[Extracted data entries]
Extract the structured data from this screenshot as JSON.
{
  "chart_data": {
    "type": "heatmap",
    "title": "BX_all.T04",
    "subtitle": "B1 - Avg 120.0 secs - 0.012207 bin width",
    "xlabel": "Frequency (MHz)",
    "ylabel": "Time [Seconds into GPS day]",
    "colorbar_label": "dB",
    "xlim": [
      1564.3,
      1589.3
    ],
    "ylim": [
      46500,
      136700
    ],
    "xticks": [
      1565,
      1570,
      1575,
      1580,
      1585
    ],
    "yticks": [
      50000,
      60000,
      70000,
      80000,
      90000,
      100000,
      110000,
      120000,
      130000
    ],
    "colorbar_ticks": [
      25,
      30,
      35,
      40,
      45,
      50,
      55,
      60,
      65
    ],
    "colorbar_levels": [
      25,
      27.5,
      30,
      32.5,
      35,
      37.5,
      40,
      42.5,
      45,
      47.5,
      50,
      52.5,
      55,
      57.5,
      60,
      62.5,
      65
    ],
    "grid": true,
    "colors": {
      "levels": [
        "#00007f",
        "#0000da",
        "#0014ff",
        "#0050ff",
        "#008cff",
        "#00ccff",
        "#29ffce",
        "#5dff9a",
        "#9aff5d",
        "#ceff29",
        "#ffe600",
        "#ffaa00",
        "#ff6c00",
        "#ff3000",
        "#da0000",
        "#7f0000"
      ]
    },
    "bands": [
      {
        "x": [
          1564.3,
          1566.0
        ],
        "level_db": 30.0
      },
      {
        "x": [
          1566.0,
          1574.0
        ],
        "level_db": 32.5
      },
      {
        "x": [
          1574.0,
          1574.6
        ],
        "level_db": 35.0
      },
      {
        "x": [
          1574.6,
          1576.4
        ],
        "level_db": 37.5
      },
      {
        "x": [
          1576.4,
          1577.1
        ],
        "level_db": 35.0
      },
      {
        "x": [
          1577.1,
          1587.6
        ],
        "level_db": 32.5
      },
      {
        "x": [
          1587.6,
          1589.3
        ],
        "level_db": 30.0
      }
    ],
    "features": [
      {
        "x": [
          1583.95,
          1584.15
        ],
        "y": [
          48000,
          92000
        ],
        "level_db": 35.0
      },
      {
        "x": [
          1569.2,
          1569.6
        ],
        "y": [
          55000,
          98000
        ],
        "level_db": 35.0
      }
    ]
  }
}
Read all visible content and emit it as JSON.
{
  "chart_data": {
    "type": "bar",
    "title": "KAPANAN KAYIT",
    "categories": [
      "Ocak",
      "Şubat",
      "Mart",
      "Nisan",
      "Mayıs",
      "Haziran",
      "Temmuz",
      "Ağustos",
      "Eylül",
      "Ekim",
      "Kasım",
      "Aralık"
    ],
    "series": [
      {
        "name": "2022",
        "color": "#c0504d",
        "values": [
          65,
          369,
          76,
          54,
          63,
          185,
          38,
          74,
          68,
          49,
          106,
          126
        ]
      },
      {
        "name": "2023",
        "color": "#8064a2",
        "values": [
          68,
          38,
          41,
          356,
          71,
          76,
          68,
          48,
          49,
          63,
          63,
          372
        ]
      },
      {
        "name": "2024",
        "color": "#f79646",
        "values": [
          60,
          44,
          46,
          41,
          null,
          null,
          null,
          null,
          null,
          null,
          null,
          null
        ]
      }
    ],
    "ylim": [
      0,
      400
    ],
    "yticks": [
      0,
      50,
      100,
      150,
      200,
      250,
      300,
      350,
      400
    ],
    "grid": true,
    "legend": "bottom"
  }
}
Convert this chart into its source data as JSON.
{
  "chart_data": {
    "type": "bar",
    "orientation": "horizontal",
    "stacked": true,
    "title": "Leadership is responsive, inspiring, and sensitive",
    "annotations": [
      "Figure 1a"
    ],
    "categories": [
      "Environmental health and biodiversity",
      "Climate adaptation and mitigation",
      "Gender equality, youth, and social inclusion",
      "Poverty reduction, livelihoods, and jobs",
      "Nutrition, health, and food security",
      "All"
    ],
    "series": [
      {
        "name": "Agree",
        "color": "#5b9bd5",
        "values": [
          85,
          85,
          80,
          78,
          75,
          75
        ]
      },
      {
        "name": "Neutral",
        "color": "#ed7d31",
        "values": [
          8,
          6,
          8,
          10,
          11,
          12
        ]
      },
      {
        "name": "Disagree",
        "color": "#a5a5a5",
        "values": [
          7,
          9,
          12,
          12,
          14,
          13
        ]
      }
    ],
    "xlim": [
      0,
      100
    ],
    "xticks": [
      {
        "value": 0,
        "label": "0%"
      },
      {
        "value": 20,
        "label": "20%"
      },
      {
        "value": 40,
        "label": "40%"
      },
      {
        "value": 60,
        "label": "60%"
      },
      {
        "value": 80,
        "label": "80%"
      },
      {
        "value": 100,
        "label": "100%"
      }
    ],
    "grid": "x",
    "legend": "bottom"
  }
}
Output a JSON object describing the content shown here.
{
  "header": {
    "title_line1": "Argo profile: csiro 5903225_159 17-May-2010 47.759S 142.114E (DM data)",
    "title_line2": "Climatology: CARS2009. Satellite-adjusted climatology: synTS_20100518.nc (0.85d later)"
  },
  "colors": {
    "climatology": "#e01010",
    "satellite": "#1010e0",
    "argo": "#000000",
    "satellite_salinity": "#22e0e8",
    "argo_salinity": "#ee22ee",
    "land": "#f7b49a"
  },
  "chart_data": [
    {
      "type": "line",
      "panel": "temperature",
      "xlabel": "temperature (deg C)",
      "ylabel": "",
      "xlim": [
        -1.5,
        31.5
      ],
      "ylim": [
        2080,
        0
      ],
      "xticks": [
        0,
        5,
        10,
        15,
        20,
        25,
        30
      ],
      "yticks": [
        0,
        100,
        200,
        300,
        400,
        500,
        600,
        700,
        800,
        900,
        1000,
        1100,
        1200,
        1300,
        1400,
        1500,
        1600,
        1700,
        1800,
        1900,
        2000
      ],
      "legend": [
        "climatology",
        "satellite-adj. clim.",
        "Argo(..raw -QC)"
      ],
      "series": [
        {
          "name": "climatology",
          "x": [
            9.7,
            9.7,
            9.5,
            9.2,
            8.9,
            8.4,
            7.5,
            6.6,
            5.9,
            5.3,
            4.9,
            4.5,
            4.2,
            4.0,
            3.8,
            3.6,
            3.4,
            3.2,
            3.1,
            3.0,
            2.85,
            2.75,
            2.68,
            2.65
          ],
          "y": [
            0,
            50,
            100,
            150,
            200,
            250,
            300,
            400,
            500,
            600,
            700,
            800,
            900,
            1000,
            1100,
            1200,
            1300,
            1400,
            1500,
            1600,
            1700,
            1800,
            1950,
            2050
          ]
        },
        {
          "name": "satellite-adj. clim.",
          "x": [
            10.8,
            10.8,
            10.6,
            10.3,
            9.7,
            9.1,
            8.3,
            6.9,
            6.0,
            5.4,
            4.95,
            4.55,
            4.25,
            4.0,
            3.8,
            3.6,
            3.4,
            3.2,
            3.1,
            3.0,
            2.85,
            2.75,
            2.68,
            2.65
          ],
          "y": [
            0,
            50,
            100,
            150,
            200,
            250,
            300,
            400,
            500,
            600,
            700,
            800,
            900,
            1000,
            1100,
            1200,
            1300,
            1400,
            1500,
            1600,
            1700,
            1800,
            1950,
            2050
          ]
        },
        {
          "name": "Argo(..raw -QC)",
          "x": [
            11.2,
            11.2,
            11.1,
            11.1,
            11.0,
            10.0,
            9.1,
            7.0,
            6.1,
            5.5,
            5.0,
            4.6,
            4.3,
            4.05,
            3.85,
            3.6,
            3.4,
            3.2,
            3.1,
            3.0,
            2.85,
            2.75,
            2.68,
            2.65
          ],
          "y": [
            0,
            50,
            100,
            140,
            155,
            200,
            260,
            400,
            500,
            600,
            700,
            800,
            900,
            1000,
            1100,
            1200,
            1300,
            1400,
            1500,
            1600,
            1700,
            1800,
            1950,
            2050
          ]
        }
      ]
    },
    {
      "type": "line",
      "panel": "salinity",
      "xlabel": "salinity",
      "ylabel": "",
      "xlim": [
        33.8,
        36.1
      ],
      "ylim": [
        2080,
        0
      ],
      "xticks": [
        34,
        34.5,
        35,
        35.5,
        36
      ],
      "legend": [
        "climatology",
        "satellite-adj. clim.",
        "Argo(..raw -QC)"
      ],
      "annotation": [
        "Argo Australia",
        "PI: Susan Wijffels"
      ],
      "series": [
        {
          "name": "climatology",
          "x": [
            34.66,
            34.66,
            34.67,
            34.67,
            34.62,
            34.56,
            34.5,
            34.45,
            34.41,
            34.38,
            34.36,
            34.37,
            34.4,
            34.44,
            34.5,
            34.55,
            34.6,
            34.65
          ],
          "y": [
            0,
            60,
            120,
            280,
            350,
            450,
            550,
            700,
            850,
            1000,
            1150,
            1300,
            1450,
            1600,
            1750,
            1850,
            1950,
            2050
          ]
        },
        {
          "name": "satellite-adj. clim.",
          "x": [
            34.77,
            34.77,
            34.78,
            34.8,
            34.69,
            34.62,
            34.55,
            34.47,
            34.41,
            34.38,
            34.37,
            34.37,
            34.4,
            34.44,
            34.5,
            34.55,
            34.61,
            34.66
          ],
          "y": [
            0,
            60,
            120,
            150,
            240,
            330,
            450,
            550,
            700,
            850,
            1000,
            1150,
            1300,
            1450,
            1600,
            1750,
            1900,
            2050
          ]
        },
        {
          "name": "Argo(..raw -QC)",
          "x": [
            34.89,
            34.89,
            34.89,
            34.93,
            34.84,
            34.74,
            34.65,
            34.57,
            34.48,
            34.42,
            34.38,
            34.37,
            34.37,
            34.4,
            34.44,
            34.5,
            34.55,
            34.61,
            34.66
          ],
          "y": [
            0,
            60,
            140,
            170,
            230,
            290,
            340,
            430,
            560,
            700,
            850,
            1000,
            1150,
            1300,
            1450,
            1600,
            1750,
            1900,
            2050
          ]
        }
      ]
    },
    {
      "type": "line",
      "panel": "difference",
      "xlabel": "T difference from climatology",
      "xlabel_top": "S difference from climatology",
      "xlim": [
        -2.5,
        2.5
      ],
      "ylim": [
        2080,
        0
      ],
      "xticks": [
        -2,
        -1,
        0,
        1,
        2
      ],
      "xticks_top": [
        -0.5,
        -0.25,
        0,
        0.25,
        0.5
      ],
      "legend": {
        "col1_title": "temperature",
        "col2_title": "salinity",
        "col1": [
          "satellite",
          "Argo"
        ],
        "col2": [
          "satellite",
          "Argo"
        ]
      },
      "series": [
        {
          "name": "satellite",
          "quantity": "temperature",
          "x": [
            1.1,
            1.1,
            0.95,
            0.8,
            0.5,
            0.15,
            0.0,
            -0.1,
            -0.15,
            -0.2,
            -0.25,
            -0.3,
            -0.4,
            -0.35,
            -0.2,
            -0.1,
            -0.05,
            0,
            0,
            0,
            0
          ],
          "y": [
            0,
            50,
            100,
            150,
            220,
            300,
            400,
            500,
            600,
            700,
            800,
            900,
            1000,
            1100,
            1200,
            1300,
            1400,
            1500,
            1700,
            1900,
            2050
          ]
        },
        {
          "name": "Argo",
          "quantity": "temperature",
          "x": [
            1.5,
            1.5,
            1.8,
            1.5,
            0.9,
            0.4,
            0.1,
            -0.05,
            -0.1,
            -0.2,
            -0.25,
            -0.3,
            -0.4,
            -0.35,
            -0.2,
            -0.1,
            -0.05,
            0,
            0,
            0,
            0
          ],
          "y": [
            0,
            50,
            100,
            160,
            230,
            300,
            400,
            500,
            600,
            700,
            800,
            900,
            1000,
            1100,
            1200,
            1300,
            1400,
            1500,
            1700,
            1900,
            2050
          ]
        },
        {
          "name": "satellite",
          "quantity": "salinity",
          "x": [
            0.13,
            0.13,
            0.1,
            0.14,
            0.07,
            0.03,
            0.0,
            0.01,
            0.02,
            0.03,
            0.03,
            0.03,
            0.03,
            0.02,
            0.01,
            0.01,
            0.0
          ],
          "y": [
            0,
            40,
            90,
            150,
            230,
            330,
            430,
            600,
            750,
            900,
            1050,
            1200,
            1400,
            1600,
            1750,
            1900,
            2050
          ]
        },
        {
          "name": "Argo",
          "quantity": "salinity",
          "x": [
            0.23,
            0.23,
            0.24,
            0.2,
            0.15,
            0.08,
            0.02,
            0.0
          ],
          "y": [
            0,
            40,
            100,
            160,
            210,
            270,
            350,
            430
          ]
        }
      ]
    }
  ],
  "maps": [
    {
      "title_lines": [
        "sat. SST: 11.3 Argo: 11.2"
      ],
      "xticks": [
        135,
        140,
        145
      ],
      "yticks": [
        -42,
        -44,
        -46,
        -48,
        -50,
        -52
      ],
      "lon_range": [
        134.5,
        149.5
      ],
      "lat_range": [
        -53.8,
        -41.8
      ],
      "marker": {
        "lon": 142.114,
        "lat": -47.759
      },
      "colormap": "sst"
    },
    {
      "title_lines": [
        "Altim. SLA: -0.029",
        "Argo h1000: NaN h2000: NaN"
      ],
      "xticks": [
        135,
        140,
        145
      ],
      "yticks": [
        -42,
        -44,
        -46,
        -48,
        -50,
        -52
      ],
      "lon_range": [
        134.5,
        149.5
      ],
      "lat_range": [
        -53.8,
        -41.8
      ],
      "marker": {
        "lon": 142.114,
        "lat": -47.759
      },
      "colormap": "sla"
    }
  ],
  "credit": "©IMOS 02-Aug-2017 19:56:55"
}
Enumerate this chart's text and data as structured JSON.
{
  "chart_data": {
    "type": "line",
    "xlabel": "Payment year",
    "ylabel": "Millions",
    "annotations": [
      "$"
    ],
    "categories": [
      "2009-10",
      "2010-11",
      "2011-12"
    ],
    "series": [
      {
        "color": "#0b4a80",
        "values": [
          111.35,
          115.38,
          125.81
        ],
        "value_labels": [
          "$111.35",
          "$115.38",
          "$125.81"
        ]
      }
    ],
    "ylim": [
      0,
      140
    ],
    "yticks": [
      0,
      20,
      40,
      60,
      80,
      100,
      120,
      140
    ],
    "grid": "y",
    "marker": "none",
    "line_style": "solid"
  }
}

→ **Exercise instructions**:
Some lines of the data above may hold the word "content"; report how many do, and nothing else.

→ **Output of the task**:
2